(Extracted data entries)

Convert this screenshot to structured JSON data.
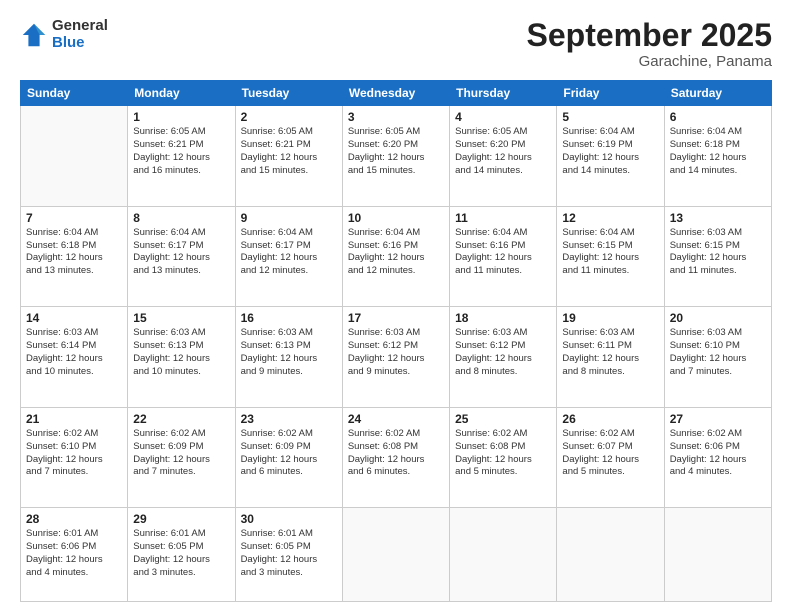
{
  "header": {
    "logo_general": "General",
    "logo_blue": "Blue",
    "month": "September 2025",
    "location": "Garachine, Panama"
  },
  "weekdays": [
    "Sunday",
    "Monday",
    "Tuesday",
    "Wednesday",
    "Thursday",
    "Friday",
    "Saturday"
  ],
  "weeks": [
    [
      {
        "day": "",
        "info": ""
      },
      {
        "day": "1",
        "info": "Sunrise: 6:05 AM\nSunset: 6:21 PM\nDaylight: 12 hours\nand 16 minutes."
      },
      {
        "day": "2",
        "info": "Sunrise: 6:05 AM\nSunset: 6:21 PM\nDaylight: 12 hours\nand 15 minutes."
      },
      {
        "day": "3",
        "info": "Sunrise: 6:05 AM\nSunset: 6:20 PM\nDaylight: 12 hours\nand 15 minutes."
      },
      {
        "day": "4",
        "info": "Sunrise: 6:05 AM\nSunset: 6:20 PM\nDaylight: 12 hours\nand 14 minutes."
      },
      {
        "day": "5",
        "info": "Sunrise: 6:04 AM\nSunset: 6:19 PM\nDaylight: 12 hours\nand 14 minutes."
      },
      {
        "day": "6",
        "info": "Sunrise: 6:04 AM\nSunset: 6:18 PM\nDaylight: 12 hours\nand 14 minutes."
      }
    ],
    [
      {
        "day": "7",
        "info": "Sunrise: 6:04 AM\nSunset: 6:18 PM\nDaylight: 12 hours\nand 13 minutes."
      },
      {
        "day": "8",
        "info": "Sunrise: 6:04 AM\nSunset: 6:17 PM\nDaylight: 12 hours\nand 13 minutes."
      },
      {
        "day": "9",
        "info": "Sunrise: 6:04 AM\nSunset: 6:17 PM\nDaylight: 12 hours\nand 12 minutes."
      },
      {
        "day": "10",
        "info": "Sunrise: 6:04 AM\nSunset: 6:16 PM\nDaylight: 12 hours\nand 12 minutes."
      },
      {
        "day": "11",
        "info": "Sunrise: 6:04 AM\nSunset: 6:16 PM\nDaylight: 12 hours\nand 11 minutes."
      },
      {
        "day": "12",
        "info": "Sunrise: 6:04 AM\nSunset: 6:15 PM\nDaylight: 12 hours\nand 11 minutes."
      },
      {
        "day": "13",
        "info": "Sunrise: 6:03 AM\nSunset: 6:15 PM\nDaylight: 12 hours\nand 11 minutes."
      }
    ],
    [
      {
        "day": "14",
        "info": "Sunrise: 6:03 AM\nSunset: 6:14 PM\nDaylight: 12 hours\nand 10 minutes."
      },
      {
        "day": "15",
        "info": "Sunrise: 6:03 AM\nSunset: 6:13 PM\nDaylight: 12 hours\nand 10 minutes."
      },
      {
        "day": "16",
        "info": "Sunrise: 6:03 AM\nSunset: 6:13 PM\nDaylight: 12 hours\nand 9 minutes."
      },
      {
        "day": "17",
        "info": "Sunrise: 6:03 AM\nSunset: 6:12 PM\nDaylight: 12 hours\nand 9 minutes."
      },
      {
        "day": "18",
        "info": "Sunrise: 6:03 AM\nSunset: 6:12 PM\nDaylight: 12 hours\nand 8 minutes."
      },
      {
        "day": "19",
        "info": "Sunrise: 6:03 AM\nSunset: 6:11 PM\nDaylight: 12 hours\nand 8 minutes."
      },
      {
        "day": "20",
        "info": "Sunrise: 6:03 AM\nSunset: 6:10 PM\nDaylight: 12 hours\nand 7 minutes."
      }
    ],
    [
      {
        "day": "21",
        "info": "Sunrise: 6:02 AM\nSunset: 6:10 PM\nDaylight: 12 hours\nand 7 minutes."
      },
      {
        "day": "22",
        "info": "Sunrise: 6:02 AM\nSunset: 6:09 PM\nDaylight: 12 hours\nand 7 minutes."
      },
      {
        "day": "23",
        "info": "Sunrise: 6:02 AM\nSunset: 6:09 PM\nDaylight: 12 hours\nand 6 minutes."
      },
      {
        "day": "24",
        "info": "Sunrise: 6:02 AM\nSunset: 6:08 PM\nDaylight: 12 hours\nand 6 minutes."
      },
      {
        "day": "25",
        "info": "Sunrise: 6:02 AM\nSunset: 6:08 PM\nDaylight: 12 hours\nand 5 minutes."
      },
      {
        "day": "26",
        "info": "Sunrise: 6:02 AM\nSunset: 6:07 PM\nDaylight: 12 hours\nand 5 minutes."
      },
      {
        "day": "27",
        "info": "Sunrise: 6:02 AM\nSunset: 6:06 PM\nDaylight: 12 hours\nand 4 minutes."
      }
    ],
    [
      {
        "day": "28",
        "info": "Sunrise: 6:01 AM\nSunset: 6:06 PM\nDaylight: 12 hours\nand 4 minutes."
      },
      {
        "day": "29",
        "info": "Sunrise: 6:01 AM\nSunset: 6:05 PM\nDaylight: 12 hours\nand 3 minutes."
      },
      {
        "day": "30",
        "info": "Sunrise: 6:01 AM\nSunset: 6:05 PM\nDaylight: 12 hours\nand 3 minutes."
      },
      {
        "day": "",
        "info": ""
      },
      {
        "day": "",
        "info": ""
      },
      {
        "day": "",
        "info": ""
      },
      {
        "day": "",
        "info": ""
      }
    ]
  ]
}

- **THE PROBLEM**
Your copy should hold every record word for word and none of the pictures.

- **SOLUTION TO THIS EXERCISE**
Convert this screenshot to structured JSON data.
{
  "header": {
    "logo_general": "General",
    "logo_blue": "Blue",
    "month": "September 2025",
    "location": "Garachine, Panama"
  },
  "weekdays": [
    "Sunday",
    "Monday",
    "Tuesday",
    "Wednesday",
    "Thursday",
    "Friday",
    "Saturday"
  ],
  "weeks": [
    [
      {
        "day": "",
        "info": ""
      },
      {
        "day": "1",
        "info": "Sunrise: 6:05 AM\nSunset: 6:21 PM\nDaylight: 12 hours\nand 16 minutes."
      },
      {
        "day": "2",
        "info": "Sunrise: 6:05 AM\nSunset: 6:21 PM\nDaylight: 12 hours\nand 15 minutes."
      },
      {
        "day": "3",
        "info": "Sunrise: 6:05 AM\nSunset: 6:20 PM\nDaylight: 12 hours\nand 15 minutes."
      },
      {
        "day": "4",
        "info": "Sunrise: 6:05 AM\nSunset: 6:20 PM\nDaylight: 12 hours\nand 14 minutes."
      },
      {
        "day": "5",
        "info": "Sunrise: 6:04 AM\nSunset: 6:19 PM\nDaylight: 12 hours\nand 14 minutes."
      },
      {
        "day": "6",
        "info": "Sunrise: 6:04 AM\nSunset: 6:18 PM\nDaylight: 12 hours\nand 14 minutes."
      }
    ],
    [
      {
        "day": "7",
        "info": "Sunrise: 6:04 AM\nSunset: 6:18 PM\nDaylight: 12 hours\nand 13 minutes."
      },
      {
        "day": "8",
        "info": "Sunrise: 6:04 AM\nSunset: 6:17 PM\nDaylight: 12 hours\nand 13 minutes."
      },
      {
        "day": "9",
        "info": "Sunrise: 6:04 AM\nSunset: 6:17 PM\nDaylight: 12 hours\nand 12 minutes."
      },
      {
        "day": "10",
        "info": "Sunrise: 6:04 AM\nSunset: 6:16 PM\nDaylight: 12 hours\nand 12 minutes."
      },
      {
        "day": "11",
        "info": "Sunrise: 6:04 AM\nSunset: 6:16 PM\nDaylight: 12 hours\nand 11 minutes."
      },
      {
        "day": "12",
        "info": "Sunrise: 6:04 AM\nSunset: 6:15 PM\nDaylight: 12 hours\nand 11 minutes."
      },
      {
        "day": "13",
        "info": "Sunrise: 6:03 AM\nSunset: 6:15 PM\nDaylight: 12 hours\nand 11 minutes."
      }
    ],
    [
      {
        "day": "14",
        "info": "Sunrise: 6:03 AM\nSunset: 6:14 PM\nDaylight: 12 hours\nand 10 minutes."
      },
      {
        "day": "15",
        "info": "Sunrise: 6:03 AM\nSunset: 6:13 PM\nDaylight: 12 hours\nand 10 minutes."
      },
      {
        "day": "16",
        "info": "Sunrise: 6:03 AM\nSunset: 6:13 PM\nDaylight: 12 hours\nand 9 minutes."
      },
      {
        "day": "17",
        "info": "Sunrise: 6:03 AM\nSunset: 6:12 PM\nDaylight: 12 hours\nand 9 minutes."
      },
      {
        "day": "18",
        "info": "Sunrise: 6:03 AM\nSunset: 6:12 PM\nDaylight: 12 hours\nand 8 minutes."
      },
      {
        "day": "19",
        "info": "Sunrise: 6:03 AM\nSunset: 6:11 PM\nDaylight: 12 hours\nand 8 minutes."
      },
      {
        "day": "20",
        "info": "Sunrise: 6:03 AM\nSunset: 6:10 PM\nDaylight: 12 hours\nand 7 minutes."
      }
    ],
    [
      {
        "day": "21",
        "info": "Sunrise: 6:02 AM\nSunset: 6:10 PM\nDaylight: 12 hours\nand 7 minutes."
      },
      {
        "day": "22",
        "info": "Sunrise: 6:02 AM\nSunset: 6:09 PM\nDaylight: 12 hours\nand 7 minutes."
      },
      {
        "day": "23",
        "info": "Sunrise: 6:02 AM\nSunset: 6:09 PM\nDaylight: 12 hours\nand 6 minutes."
      },
      {
        "day": "24",
        "info": "Sunrise: 6:02 AM\nSunset: 6:08 PM\nDaylight: 12 hours\nand 6 minutes."
      },
      {
        "day": "25",
        "info": "Sunrise: 6:02 AM\nSunset: 6:08 PM\nDaylight: 12 hours\nand 5 minutes."
      },
      {
        "day": "26",
        "info": "Sunrise: 6:02 AM\nSunset: 6:07 PM\nDaylight: 12 hours\nand 5 minutes."
      },
      {
        "day": "27",
        "info": "Sunrise: 6:02 AM\nSunset: 6:06 PM\nDaylight: 12 hours\nand 4 minutes."
      }
    ],
    [
      {
        "day": "28",
        "info": "Sunrise: 6:01 AM\nSunset: 6:06 PM\nDaylight: 12 hours\nand 4 minutes."
      },
      {
        "day": "29",
        "info": "Sunrise: 6:01 AM\nSunset: 6:05 PM\nDaylight: 12 hours\nand 3 minutes."
      },
      {
        "day": "30",
        "info": "Sunrise: 6:01 AM\nSunset: 6:05 PM\nDaylight: 12 hours\nand 3 minutes."
      },
      {
        "day": "",
        "info": ""
      },
      {
        "day": "",
        "info": ""
      },
      {
        "day": "",
        "info": ""
      },
      {
        "day": "",
        "info": ""
      }
    ]
  ]
}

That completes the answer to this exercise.